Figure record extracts
==================================================

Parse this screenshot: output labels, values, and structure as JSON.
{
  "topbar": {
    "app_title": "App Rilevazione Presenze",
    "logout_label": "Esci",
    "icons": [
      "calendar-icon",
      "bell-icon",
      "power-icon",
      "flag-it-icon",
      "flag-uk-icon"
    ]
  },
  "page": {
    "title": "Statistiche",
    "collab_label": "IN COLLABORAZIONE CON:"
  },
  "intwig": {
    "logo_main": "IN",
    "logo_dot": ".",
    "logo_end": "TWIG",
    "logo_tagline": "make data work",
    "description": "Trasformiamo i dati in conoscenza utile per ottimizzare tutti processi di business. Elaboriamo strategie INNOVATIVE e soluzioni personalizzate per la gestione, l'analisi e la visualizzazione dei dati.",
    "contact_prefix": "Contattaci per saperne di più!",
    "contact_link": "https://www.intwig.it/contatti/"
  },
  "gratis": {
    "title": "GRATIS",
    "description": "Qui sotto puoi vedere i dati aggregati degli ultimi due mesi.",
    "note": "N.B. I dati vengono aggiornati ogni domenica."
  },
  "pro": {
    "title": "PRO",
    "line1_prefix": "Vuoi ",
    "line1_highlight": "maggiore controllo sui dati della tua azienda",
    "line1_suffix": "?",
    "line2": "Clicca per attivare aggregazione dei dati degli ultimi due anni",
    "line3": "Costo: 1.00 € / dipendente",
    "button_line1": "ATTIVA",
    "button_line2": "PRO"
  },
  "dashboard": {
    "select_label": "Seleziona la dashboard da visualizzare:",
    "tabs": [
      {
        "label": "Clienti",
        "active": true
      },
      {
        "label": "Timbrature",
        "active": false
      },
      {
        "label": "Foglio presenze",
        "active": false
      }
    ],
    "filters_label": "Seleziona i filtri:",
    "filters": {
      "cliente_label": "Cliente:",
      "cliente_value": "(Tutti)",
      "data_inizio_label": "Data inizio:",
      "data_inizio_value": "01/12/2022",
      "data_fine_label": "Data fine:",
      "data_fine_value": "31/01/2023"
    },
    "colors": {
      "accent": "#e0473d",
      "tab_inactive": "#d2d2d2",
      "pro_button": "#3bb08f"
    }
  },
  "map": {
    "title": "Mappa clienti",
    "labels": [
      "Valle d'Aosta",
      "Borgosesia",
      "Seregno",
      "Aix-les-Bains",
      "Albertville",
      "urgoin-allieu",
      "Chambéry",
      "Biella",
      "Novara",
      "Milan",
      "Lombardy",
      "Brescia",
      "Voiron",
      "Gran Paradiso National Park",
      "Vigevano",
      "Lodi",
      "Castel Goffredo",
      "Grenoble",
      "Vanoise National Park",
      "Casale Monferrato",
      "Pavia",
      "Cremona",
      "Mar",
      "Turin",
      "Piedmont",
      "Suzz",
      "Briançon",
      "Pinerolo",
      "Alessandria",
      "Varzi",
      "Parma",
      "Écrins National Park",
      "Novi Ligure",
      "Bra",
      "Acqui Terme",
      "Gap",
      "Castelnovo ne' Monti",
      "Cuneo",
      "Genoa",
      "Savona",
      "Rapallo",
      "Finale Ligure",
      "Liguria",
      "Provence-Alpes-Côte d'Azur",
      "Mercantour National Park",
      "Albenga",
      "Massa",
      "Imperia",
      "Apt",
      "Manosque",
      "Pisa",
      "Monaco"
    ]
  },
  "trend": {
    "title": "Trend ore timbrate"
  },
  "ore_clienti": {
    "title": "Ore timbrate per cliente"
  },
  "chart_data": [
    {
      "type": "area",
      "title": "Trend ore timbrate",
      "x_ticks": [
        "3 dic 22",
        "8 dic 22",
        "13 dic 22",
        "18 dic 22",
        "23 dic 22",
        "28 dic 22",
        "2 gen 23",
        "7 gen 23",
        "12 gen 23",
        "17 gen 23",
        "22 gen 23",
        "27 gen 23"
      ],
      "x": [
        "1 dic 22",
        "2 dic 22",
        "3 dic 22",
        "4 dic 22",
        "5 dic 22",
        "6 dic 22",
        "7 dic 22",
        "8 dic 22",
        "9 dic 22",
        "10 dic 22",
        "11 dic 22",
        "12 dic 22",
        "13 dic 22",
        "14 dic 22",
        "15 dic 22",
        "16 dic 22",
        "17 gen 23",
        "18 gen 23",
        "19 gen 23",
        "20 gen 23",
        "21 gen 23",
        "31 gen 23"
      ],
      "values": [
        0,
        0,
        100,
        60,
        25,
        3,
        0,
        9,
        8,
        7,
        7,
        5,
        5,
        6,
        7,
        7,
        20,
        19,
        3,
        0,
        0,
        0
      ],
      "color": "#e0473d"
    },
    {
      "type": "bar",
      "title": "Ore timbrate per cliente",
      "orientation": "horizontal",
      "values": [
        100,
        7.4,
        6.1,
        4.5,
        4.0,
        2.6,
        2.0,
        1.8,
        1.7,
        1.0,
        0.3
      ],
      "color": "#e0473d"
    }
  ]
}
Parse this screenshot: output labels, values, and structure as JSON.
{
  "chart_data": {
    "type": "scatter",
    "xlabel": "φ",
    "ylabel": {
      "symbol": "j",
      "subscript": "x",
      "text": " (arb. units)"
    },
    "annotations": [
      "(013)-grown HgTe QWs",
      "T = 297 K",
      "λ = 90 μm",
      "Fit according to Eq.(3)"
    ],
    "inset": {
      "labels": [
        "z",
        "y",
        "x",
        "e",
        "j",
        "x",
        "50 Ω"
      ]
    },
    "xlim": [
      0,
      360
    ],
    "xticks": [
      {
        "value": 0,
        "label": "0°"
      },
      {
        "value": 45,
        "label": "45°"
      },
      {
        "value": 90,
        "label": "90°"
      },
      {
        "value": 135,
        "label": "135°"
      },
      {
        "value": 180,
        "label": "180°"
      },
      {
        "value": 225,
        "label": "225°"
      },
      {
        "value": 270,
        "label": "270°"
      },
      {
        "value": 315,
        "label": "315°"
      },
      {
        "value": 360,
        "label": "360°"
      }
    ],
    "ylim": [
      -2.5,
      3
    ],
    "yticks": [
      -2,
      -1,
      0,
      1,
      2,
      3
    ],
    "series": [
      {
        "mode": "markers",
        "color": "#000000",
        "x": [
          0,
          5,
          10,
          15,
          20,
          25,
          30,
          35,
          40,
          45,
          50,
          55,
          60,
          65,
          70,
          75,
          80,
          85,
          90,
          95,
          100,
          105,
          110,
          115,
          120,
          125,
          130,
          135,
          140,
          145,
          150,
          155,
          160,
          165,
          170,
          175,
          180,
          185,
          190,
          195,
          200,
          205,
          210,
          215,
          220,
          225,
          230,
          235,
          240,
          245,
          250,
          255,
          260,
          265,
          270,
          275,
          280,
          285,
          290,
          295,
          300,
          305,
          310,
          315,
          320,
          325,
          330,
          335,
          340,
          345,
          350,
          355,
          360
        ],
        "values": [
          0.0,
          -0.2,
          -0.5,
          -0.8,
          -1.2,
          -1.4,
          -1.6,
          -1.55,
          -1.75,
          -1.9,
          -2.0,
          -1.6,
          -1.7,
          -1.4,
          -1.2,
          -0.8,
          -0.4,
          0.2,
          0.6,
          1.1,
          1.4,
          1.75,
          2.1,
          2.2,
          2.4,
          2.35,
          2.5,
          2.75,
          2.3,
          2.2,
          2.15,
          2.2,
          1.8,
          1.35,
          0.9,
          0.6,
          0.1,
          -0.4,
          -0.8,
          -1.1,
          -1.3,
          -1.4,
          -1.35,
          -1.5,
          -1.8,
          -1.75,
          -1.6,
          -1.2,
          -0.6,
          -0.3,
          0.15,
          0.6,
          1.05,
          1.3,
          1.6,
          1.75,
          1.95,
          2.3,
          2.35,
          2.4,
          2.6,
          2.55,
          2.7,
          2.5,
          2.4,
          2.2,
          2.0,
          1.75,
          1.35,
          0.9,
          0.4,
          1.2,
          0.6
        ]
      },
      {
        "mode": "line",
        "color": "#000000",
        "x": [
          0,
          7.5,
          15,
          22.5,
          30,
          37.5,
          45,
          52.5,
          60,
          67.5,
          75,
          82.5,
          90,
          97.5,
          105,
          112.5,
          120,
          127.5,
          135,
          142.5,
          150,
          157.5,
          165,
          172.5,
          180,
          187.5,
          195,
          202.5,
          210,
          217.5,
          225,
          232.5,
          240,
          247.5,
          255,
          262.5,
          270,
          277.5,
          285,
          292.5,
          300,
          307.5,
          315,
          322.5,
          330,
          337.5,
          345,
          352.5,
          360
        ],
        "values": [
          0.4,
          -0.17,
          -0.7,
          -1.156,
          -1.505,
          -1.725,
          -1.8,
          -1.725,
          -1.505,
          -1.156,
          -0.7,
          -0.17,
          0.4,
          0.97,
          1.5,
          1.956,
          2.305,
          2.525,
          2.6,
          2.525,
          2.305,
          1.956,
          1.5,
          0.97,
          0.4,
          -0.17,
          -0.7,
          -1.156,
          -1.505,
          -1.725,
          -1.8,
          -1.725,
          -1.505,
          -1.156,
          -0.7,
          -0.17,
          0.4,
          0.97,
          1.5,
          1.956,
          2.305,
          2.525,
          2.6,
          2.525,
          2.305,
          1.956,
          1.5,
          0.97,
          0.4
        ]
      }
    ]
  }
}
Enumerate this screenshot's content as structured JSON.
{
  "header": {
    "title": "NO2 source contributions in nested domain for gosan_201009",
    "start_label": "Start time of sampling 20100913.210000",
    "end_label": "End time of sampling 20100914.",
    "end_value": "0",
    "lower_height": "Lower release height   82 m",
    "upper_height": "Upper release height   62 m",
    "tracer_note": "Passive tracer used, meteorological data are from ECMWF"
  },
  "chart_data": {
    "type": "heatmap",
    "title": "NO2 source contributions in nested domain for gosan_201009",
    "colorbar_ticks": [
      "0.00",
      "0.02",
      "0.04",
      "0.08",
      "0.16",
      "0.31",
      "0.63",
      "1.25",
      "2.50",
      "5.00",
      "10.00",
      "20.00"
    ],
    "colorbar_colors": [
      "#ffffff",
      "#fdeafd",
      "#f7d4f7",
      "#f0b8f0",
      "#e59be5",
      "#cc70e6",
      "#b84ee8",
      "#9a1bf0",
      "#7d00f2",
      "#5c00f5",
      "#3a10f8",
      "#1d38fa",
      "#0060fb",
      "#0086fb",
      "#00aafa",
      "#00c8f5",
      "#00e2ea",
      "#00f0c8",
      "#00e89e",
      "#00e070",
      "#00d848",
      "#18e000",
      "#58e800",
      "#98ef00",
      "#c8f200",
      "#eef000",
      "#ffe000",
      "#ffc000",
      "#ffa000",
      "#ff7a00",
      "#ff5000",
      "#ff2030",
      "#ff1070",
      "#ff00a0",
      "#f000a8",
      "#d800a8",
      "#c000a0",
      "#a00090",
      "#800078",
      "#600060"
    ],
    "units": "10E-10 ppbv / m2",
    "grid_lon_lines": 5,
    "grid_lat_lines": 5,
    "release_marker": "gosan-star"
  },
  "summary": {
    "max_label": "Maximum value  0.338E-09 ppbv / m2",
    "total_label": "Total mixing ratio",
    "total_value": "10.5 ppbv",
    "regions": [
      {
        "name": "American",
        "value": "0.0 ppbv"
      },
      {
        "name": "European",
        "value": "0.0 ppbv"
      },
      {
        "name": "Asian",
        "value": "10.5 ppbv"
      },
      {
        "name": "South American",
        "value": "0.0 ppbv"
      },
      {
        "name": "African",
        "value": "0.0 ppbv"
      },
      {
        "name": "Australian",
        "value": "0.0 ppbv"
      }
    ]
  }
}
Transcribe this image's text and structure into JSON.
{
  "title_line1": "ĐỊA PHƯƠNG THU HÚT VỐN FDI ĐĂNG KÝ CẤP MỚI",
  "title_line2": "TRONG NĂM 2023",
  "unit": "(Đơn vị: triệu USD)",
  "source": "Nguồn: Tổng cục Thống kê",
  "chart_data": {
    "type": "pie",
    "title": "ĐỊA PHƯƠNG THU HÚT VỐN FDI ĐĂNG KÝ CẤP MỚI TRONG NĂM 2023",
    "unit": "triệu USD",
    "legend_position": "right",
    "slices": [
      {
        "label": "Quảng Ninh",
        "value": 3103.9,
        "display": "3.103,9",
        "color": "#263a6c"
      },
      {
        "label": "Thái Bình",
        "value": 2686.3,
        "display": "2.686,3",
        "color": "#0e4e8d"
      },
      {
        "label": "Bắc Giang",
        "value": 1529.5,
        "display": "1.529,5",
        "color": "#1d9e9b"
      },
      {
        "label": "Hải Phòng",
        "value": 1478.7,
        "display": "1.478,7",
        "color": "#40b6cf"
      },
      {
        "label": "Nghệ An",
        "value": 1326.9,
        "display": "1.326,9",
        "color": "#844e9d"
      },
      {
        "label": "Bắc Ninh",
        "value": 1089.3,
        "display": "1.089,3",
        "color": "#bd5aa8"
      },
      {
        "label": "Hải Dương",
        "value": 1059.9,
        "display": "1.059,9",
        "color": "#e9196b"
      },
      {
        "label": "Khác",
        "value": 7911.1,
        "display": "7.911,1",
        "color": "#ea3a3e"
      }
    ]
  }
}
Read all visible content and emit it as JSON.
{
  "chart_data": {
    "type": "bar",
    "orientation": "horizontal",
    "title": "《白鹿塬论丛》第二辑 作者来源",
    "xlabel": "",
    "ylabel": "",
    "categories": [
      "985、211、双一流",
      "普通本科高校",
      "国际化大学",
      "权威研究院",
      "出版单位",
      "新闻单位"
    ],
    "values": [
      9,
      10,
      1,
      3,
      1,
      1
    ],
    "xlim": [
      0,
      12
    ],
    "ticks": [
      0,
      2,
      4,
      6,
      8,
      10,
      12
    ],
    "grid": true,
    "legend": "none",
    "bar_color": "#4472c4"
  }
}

==================================================

▶ _Directions_: Quote exactly what appears from the line containing "Read all visible content and emit it as JSON." through the final line of the listing above, including both of those lines.

▶ _Expected output_:
Read all visible content and emit it as JSON.
{
  "chart_data": {
    "type": "bar",
    "orientation": "horizontal",
    "title": "《白鹿塬论丛》第二辑 作者来源",
    "xlabel": "",
    "ylabel": "",
    "categories": [
      "985、211、双一流",
      "普通本科高校",
      "国际化大学",
      "权威研究院",
      "出版单位",
      "新闻单位"
    ],
    "values": [
      9,
      10,
      1,
      3,
      1,
      1
    ],
    "xlim": [
      0,
      12
    ],
    "ticks": [
      0,
      2,
      4,
      6,
      8,
      10,
      12
    ],
    "grid": true,
    "legend": "none",
    "bar_color": "#4472c4"
  }
}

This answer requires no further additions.